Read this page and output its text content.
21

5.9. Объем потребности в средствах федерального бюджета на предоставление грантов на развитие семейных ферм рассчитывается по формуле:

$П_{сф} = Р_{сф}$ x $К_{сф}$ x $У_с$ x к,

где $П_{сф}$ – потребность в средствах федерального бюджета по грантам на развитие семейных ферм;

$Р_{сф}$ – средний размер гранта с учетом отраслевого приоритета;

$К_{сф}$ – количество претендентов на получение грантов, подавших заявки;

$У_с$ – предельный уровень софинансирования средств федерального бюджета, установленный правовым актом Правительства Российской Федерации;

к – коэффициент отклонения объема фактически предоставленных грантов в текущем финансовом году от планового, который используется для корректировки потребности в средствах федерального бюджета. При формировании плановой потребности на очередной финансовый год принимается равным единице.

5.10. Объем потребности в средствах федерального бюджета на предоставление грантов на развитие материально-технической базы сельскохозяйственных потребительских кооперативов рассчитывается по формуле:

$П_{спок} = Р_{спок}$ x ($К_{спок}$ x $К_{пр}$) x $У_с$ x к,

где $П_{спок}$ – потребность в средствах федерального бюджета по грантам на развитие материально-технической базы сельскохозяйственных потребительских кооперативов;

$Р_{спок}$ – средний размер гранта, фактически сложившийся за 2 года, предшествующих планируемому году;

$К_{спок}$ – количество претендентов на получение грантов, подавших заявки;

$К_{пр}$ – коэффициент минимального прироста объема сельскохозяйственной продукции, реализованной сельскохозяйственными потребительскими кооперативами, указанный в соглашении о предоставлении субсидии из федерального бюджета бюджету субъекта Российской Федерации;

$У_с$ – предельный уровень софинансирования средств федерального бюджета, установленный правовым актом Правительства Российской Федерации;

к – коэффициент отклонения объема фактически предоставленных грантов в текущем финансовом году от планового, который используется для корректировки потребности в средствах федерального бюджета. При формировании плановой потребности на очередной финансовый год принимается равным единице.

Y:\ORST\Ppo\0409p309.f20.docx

__________

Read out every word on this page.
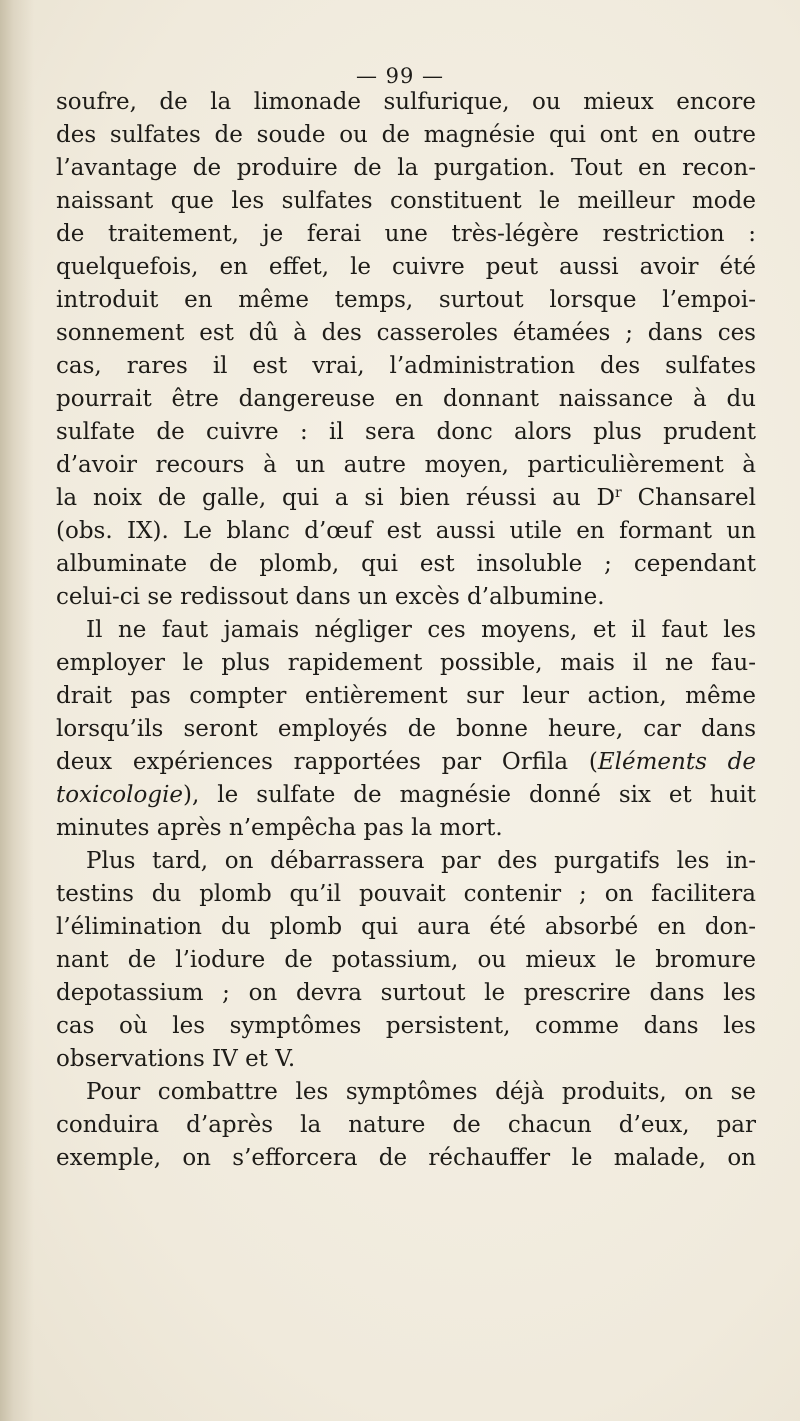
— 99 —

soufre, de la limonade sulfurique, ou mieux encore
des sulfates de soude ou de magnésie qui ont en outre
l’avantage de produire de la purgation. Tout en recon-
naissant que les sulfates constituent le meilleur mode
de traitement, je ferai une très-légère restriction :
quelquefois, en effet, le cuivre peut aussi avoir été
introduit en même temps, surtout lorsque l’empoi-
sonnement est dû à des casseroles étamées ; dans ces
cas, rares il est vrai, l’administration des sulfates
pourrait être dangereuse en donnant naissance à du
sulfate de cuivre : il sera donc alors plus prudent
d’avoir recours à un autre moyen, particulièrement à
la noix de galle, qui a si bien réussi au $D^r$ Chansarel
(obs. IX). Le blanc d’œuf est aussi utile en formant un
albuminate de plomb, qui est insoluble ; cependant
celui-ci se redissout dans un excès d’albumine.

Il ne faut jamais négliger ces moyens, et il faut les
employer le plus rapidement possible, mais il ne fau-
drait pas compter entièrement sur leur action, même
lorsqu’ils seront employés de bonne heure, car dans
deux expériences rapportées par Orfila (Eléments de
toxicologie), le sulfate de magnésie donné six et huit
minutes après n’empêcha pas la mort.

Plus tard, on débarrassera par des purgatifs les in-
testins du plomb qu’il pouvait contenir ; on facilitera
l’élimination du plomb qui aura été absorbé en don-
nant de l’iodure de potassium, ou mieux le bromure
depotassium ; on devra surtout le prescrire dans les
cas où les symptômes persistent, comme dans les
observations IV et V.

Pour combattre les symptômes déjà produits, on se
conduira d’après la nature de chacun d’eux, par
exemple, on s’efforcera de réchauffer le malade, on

__________

Request. From the entries above, extract every line where the word "plomb" appears.

Response.
albuminate de plomb, qui est insoluble ; cependant
testins du plomb qu’il pouvait contenir ; on facilitera
l’élimination du plomb qui aura été absorbé en don-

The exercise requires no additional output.